━━━━━ Records provided

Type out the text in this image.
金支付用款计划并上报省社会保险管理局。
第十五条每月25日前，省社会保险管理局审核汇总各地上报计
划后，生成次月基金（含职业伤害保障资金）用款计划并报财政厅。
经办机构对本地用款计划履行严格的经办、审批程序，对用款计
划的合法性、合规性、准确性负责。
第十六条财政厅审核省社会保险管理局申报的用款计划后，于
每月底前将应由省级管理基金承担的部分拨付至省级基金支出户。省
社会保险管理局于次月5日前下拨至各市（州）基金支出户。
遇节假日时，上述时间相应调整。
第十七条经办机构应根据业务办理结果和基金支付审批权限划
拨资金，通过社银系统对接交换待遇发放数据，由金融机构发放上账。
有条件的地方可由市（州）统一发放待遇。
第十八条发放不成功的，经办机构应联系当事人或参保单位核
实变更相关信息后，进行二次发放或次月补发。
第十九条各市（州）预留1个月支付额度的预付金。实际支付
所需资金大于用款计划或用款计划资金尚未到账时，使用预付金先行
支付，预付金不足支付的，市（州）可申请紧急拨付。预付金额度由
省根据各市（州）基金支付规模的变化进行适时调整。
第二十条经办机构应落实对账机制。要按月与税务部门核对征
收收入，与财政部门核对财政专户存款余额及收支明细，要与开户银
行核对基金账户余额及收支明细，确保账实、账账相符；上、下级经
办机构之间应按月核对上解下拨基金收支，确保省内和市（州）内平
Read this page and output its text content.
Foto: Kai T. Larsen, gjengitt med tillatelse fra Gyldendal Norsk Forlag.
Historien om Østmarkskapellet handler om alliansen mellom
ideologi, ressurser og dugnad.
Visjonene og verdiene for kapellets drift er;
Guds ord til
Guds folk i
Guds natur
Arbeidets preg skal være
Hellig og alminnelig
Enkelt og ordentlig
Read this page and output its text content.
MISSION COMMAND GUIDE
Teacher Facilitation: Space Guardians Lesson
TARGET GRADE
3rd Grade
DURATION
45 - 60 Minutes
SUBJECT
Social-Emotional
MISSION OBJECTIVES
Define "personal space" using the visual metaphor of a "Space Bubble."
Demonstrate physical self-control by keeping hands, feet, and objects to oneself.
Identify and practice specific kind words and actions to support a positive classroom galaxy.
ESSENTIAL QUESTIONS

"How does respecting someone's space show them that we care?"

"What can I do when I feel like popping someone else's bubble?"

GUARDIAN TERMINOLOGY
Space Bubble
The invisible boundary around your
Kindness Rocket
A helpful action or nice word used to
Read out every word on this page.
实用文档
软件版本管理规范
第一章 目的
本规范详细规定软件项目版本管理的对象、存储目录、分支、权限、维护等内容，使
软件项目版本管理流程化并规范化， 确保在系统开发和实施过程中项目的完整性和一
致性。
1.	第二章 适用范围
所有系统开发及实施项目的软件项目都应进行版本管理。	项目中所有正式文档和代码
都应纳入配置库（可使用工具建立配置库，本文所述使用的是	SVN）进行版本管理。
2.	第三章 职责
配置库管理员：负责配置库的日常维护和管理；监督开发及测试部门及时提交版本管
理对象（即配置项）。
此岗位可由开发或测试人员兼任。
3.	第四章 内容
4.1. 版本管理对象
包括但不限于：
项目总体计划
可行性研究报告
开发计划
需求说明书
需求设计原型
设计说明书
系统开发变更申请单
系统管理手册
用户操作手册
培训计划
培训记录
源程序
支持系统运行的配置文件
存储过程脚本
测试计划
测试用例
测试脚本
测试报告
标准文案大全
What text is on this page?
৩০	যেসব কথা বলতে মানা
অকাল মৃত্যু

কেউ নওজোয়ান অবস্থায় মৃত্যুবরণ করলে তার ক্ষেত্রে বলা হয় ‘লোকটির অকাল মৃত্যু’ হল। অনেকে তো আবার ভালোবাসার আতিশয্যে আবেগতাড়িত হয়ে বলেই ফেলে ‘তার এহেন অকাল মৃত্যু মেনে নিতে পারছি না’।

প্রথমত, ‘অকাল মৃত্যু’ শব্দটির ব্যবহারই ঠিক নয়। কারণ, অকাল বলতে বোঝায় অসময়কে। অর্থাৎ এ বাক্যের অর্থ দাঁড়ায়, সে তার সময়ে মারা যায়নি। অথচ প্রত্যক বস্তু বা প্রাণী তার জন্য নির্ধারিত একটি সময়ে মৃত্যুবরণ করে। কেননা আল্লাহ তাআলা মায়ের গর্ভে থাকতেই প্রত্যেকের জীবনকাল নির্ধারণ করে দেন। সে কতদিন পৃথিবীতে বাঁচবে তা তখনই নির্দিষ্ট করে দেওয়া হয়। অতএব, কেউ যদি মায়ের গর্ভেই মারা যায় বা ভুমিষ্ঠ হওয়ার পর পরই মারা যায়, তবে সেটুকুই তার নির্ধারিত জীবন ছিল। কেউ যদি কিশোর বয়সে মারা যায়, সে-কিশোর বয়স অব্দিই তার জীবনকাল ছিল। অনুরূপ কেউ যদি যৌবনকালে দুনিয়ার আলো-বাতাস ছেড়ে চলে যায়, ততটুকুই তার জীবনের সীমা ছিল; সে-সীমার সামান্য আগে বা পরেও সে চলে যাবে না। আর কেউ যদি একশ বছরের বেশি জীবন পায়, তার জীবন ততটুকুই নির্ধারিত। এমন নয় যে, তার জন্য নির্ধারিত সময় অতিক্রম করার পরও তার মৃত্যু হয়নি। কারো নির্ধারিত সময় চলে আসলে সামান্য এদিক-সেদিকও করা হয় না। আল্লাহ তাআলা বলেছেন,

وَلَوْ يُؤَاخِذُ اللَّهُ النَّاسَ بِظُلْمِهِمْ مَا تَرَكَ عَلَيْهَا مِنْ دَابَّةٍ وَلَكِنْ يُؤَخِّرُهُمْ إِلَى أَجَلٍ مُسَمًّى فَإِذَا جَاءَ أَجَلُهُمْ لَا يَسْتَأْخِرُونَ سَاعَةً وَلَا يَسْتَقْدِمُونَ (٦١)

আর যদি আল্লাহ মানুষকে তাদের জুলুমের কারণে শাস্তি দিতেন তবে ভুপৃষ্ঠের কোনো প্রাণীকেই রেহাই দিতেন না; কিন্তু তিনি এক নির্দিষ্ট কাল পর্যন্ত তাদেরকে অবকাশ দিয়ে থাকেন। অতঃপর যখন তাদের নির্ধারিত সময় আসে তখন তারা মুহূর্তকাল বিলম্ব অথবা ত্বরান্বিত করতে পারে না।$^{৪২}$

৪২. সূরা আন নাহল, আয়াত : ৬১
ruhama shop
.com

━━━━━━━━━━

*Stated problem:* Read through the entries and copy every line that includes "page".

*Output of the exercise:*
Read this page and output its text content.
Read this page and output its text content.
Read out every word on this page.
What text is on this page?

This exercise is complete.